--- Begin ---

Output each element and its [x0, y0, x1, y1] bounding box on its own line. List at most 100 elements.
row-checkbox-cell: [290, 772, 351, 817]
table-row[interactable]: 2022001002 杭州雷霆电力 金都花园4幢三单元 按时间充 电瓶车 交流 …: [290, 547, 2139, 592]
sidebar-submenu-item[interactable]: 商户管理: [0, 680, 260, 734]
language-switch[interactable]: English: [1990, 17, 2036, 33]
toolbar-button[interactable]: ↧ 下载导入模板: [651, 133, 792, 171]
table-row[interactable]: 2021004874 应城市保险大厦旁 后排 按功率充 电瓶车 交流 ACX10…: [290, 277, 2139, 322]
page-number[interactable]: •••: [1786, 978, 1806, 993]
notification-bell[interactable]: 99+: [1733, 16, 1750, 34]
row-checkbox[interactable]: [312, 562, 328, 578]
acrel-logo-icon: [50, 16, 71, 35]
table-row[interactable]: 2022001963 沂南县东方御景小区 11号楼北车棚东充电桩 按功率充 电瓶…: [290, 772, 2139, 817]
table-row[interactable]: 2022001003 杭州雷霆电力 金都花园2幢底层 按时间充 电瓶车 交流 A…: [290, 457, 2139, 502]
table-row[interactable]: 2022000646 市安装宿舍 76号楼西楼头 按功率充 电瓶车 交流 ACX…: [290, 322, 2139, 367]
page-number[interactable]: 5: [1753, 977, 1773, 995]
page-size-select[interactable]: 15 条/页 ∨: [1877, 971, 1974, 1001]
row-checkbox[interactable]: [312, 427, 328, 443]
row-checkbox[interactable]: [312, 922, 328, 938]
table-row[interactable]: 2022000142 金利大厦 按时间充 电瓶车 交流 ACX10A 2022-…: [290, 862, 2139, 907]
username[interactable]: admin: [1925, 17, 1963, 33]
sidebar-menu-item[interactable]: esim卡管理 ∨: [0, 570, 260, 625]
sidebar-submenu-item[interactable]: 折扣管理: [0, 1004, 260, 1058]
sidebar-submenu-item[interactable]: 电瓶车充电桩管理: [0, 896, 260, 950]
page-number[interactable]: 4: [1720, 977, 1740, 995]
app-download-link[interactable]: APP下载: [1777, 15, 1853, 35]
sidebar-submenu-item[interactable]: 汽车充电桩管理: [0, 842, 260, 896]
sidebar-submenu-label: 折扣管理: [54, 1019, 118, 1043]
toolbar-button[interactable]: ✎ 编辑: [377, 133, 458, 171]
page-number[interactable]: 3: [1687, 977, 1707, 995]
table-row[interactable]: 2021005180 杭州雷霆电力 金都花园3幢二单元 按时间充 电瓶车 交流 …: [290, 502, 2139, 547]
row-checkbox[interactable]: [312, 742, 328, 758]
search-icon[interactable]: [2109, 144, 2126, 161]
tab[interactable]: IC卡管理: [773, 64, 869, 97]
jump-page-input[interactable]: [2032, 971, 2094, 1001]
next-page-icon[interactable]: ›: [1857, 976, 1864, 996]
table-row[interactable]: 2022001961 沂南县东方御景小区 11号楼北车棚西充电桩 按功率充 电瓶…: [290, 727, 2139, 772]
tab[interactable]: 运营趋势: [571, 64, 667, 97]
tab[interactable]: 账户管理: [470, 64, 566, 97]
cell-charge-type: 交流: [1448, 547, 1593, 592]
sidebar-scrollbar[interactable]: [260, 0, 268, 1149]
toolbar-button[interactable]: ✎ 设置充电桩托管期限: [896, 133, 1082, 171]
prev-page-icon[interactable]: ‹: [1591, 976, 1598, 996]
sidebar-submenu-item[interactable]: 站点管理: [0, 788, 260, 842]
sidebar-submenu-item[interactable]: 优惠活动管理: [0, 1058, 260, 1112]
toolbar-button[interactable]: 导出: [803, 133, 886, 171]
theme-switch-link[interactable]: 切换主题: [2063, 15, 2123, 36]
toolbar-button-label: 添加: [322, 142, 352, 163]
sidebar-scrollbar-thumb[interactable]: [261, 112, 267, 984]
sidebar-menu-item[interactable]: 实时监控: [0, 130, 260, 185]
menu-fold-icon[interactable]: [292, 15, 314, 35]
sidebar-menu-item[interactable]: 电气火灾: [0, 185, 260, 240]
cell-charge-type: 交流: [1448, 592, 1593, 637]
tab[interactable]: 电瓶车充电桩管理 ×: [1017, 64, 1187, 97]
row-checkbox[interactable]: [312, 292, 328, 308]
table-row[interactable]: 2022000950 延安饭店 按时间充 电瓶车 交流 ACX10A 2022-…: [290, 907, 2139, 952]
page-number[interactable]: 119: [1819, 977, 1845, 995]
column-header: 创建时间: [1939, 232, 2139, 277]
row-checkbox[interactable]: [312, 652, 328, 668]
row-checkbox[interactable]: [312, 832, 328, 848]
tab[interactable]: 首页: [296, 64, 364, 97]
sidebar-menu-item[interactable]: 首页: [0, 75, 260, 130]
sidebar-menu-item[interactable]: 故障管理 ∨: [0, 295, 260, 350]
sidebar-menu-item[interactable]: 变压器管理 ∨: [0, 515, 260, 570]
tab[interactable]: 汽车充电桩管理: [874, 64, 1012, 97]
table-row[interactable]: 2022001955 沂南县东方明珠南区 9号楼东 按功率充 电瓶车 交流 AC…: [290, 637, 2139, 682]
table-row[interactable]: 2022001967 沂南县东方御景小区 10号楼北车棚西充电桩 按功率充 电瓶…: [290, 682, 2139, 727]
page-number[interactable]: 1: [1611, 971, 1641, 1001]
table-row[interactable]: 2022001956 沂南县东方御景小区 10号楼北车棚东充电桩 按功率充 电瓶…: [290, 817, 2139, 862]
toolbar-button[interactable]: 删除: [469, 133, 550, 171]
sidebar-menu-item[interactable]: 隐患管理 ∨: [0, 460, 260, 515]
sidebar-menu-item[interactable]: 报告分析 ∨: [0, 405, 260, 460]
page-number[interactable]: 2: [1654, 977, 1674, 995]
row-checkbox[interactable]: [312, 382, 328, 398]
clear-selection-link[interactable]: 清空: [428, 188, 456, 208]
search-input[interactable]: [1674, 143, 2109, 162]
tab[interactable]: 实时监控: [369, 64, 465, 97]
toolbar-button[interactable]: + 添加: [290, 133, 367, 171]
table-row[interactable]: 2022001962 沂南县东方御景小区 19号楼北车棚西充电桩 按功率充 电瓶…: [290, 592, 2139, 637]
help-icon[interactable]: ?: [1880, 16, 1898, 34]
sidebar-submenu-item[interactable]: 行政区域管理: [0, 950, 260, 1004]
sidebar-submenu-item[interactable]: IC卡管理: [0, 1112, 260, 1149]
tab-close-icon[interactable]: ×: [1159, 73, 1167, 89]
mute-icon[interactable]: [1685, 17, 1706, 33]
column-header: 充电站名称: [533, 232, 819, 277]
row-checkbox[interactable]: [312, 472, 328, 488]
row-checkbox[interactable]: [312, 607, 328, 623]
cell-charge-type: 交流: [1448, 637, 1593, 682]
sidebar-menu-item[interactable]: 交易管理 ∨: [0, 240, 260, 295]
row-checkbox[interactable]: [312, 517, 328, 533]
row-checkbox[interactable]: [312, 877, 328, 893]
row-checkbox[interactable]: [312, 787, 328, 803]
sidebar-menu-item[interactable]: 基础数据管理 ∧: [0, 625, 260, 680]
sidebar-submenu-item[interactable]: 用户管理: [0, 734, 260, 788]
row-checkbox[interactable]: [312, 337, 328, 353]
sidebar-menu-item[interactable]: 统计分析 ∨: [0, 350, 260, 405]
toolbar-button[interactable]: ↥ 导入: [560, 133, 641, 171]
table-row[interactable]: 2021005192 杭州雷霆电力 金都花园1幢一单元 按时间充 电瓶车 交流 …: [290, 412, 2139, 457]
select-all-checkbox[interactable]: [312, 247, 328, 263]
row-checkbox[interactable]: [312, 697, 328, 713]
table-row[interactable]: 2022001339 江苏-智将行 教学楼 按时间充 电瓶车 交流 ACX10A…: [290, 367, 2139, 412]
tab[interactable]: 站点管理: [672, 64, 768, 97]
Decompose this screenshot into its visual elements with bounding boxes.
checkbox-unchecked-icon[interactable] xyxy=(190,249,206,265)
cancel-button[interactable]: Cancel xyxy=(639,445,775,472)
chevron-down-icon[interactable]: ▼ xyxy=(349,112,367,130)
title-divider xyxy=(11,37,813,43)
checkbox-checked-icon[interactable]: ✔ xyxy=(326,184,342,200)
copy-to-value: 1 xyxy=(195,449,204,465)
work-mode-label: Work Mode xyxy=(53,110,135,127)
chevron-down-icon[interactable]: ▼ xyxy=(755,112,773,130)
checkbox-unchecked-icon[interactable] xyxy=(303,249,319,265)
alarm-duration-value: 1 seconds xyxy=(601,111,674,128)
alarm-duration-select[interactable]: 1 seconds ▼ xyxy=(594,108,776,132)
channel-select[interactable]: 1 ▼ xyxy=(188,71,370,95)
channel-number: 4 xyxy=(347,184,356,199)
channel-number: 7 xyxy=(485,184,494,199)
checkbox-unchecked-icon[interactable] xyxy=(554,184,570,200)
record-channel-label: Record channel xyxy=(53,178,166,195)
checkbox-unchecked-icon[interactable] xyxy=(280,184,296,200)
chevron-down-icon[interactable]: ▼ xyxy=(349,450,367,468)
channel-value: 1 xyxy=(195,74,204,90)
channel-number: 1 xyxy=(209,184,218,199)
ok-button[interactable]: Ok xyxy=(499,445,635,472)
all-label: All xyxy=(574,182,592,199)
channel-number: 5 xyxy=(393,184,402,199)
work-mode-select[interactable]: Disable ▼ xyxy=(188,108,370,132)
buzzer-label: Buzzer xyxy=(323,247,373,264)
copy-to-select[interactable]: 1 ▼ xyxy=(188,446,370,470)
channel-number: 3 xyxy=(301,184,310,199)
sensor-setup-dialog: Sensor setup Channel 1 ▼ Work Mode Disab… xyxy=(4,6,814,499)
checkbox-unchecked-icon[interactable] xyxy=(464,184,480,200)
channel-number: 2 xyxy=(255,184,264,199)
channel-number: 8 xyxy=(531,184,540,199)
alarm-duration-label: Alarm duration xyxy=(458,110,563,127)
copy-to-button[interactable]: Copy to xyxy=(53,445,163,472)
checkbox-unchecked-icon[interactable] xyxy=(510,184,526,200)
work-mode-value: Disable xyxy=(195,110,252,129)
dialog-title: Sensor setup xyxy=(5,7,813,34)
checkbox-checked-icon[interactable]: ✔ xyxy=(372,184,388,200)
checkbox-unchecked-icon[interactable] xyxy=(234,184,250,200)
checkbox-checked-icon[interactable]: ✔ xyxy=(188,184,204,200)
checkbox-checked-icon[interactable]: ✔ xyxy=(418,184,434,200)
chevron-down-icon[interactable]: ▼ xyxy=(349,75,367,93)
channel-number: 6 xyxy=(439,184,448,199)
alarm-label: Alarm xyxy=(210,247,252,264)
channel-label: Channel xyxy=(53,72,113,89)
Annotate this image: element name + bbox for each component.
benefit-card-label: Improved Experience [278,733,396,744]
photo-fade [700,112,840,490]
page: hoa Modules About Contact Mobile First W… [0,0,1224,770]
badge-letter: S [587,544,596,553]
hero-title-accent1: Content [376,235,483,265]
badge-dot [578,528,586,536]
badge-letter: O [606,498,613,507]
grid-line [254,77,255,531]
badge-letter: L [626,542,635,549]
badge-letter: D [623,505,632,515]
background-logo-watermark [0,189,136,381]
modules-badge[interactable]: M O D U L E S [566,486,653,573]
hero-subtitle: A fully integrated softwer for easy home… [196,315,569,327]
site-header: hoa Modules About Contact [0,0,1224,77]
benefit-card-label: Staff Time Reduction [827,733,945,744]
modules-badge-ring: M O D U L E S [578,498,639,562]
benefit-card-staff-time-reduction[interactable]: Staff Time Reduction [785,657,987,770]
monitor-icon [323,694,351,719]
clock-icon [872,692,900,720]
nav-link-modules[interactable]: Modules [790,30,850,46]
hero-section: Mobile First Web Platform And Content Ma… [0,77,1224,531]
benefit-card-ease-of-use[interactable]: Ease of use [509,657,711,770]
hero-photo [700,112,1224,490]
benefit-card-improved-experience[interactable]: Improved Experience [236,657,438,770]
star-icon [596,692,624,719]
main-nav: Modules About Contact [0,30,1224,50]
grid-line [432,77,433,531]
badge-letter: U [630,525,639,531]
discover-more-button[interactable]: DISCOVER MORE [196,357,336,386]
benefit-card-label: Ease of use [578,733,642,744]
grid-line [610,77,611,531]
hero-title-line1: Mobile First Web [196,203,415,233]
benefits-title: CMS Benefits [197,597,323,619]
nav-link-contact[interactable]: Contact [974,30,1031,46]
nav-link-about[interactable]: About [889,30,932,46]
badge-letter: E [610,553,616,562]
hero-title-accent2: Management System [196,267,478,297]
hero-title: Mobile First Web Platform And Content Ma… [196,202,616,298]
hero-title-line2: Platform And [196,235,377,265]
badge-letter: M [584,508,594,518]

--- End ---

__What the exercise asks__:
Copy the listing word for word, from its first line through the line containing "table-row[interactable]: 2022001963 沂南县东方御景小区", including both of these lines.

__Answer to this problem__:
Output each element and its [x0, y0, x1, y1] bounding box on its own line. List at most 100 elements.
row-checkbox-cell: [290, 772, 351, 817]
table-row[interactable]: 2022001002 杭州雷霆电力 金都花园4幢三单元 按时间充 电瓶车 交流 …: [290, 547, 2139, 592]
sidebar-submenu-item[interactable]: 商户管理: [0, 680, 260, 734]
language-switch[interactable]: English: [1990, 17, 2036, 33]
toolbar-button[interactable]: ↧ 下载导入模板: [651, 133, 792, 171]
table-row[interactable]: 2021004874 应城市保险大厦旁 后排 按功率充 电瓶车 交流 ACX10…: [290, 277, 2139, 322]
page-number[interactable]: •••: [1786, 978, 1806, 993]
notification-bell[interactable]: 99+: [1733, 16, 1750, 34]
row-checkbox[interactable]: [312, 562, 328, 578]
acrel-logo-icon: [50, 16, 71, 35]
table-row[interactable]: 2022001963 沂南县东方御景小区 11号楼北车棚东充电桩 按功率充 电瓶…: [290, 772, 2139, 817]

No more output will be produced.